= WORK REQUIRED =
Make an exact copy of all the entries below, with the pictures left out.

==== DATA LINES ====

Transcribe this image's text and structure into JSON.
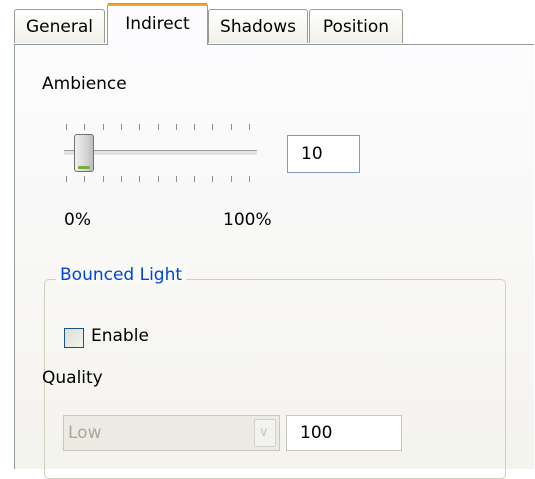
{
  "tabs": [
    {
      "label": "General",
      "active": false
    },
    {
      "label": "Indirect",
      "active": true
    },
    {
      "label": "Shadows",
      "active": false
    },
    {
      "label": "Position",
      "active": false
    }
  ],
  "ambience": {
    "label": "Ambience",
    "slider_value_percent": 10,
    "min_label": "0%",
    "max_label": "100%",
    "value_field": "10"
  },
  "bounced_light": {
    "title": "Bounced Light",
    "enable_label": "Enable",
    "enable_checked": false,
    "quality_label": "Quality",
    "quality_selected": "Low",
    "quality_value": "100"
  },
  "colors": {
    "active_tab_accent": "#f5a623",
    "group_title": "#0046d5",
    "disabled_text": "#aca899"
  }
}
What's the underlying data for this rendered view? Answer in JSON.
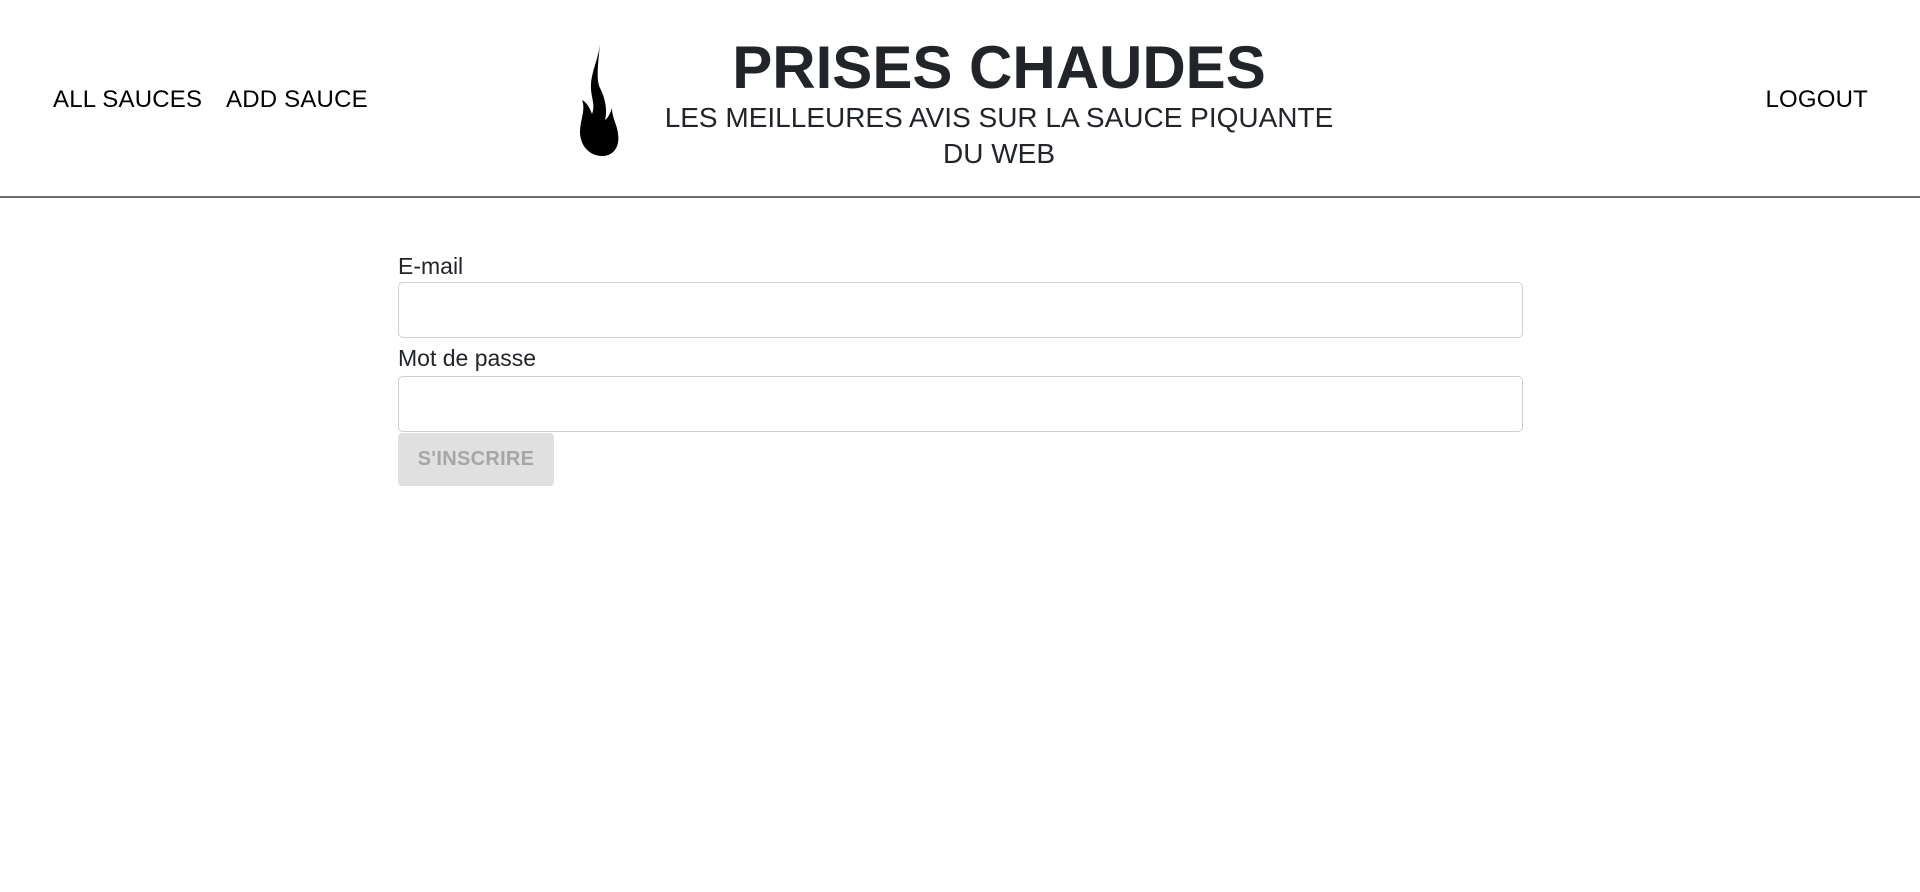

====

= RESULT OF THIS TASK =
Transcribe this image's text and structure into JSON.
{
  "tabs": [
    {
      "label": "General",
      "active": false
    },
    {
      "label": "Indirect",
      "active": true
    },
    {
      "label": "Shadows",
      "active": false
    },
    {
      "label": "Position",
      "active": false
    }
  ],
  "ambience": {
    "label": "Ambience",
    "slider_value_percent": 10,
    "min_label": "0%",
    "max_label": "100%",
    "value_field": "10"
  },
  "bounced_light": {
    "title": "Bounced Light",
    "enable_label": "Enable",
    "enable_checked": false,
    "quality_label": "Quality",
    "quality_selected": "Low",
    "quality_value": "100"
  },
  "colors": {
    "active_tab_accent": "#f5a623",
    "group_title": "#0046d5",
    "disabled_text": "#aca899"
  }
}
What's the underlying data for this rendered view? Answer in JSON.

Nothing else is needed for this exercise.